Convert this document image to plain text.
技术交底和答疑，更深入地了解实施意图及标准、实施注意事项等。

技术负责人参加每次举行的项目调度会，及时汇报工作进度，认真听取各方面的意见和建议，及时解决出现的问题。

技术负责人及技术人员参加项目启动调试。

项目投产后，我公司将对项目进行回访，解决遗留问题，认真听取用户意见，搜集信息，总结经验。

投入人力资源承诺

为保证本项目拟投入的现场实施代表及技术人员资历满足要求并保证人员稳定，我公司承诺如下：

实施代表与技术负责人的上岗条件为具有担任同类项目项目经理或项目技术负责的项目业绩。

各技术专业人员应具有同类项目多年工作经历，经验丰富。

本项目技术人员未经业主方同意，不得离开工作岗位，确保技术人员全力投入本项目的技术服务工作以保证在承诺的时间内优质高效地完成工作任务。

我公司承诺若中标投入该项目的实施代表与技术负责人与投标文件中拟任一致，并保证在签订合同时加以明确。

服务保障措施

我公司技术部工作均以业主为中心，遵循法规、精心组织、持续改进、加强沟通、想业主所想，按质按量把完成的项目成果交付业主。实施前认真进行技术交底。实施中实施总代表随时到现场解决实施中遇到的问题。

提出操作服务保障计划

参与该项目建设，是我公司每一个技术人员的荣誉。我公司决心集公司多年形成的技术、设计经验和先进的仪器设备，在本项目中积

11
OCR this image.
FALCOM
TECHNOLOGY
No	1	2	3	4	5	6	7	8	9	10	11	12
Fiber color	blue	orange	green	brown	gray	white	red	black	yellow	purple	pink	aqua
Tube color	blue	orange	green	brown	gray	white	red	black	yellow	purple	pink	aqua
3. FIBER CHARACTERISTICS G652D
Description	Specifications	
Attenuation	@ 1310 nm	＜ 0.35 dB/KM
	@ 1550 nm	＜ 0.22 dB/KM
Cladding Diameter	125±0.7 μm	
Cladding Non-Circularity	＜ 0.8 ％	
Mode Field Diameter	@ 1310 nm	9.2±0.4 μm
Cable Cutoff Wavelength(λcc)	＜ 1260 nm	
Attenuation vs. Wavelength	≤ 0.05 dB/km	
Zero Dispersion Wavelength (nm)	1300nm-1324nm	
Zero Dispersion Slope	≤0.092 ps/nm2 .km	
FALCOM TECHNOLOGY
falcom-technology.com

CHALLENGE: Recite the full listing above exactly.

EXERCISE RESPONSE:
Convert this document image to plain text.
技术交底和答疑，更深入地了解实施意图及标准、实施注意事项等。

技术负责人参加每次举行的项目调度会，及时汇报工作进度，认真听取各方面的意见和建议，及时解决出现的问题。

技术负责人及技术人员参加项目启动调试。

项目投产后，我公司将对项目进行回访，解决遗留问题，认真听取用户意见，搜集信息，总结经验。

投入人力资源承诺

为保证本项目拟投入的现场实施代表及技术人员资历满足要求并保证人员稳定，我公司承诺如下：

实施代表与技术负责人的上岗条件为具有担任同类项目项目经理或项目技术负责的项目业绩。

各技术专业人员应具有同类项目多年工作经历，经验丰富。

本项目技术人员未经业主方同意，不得离开工作岗位，确保技术人员全力投入本项目的技术服务工作以保证在承诺的时间内优质高效地完成工作任务。

我公司承诺若中标投入该项目的实施代表与技术负责人与投标文件中拟任一致，并保证在签订合同时加以明确。

服务保障措施

我公司技术部工作均以业主为中心，遵循法规、精心组织、持续改进、加强沟通、想业主所想，按质按量把完成的项目成果交付业主。实施前认真进行技术交底。实施中实施总代表随时到现场解决实施中遇到的问题。

提出操作服务保障计划

参与该项目建设，是我公司每一个技术人员的荣誉。我公司决心集公司多年形成的技术、设计经验和先进的仪器设备，在本项目中积

11
OCR this image.
FALCOM
TECHNOLOGY
No	1	2	3	4	5	6	7	8	9	10	11	12
Fiber color	blue	orange	green	brown	gray	white	red	black	yellow	purple	pink	aqua
Tube color	blue	orange	green	brown	gray	white	red	black	yellow	purple	pink	aqua
3. FIBER CHARACTERISTICS G652D
Description	Specifications	
Attenuation	@ 1310 nm	＜ 0.35 dB/KM
	@ 1550 nm	＜ 0.22 dB/KM
Cladding Diameter	125±0.7 μm	
Cladding Non-Circularity	＜ 0.8 ％	
Mode Field Diameter	@ 1310 nm	9.2±0.4 μm
Cable Cutoff Wavelength(λcc)	＜ 1260 nm	
Attenuation vs. Wavelength	≤ 0.05 dB/km	
Zero Dispersion Wavelength (nm)	1300nm-1324nm	
Zero Dispersion Slope	≤0.092 ps/nm2 .km	
FALCOM TECHNOLOGY
falcom-technology.com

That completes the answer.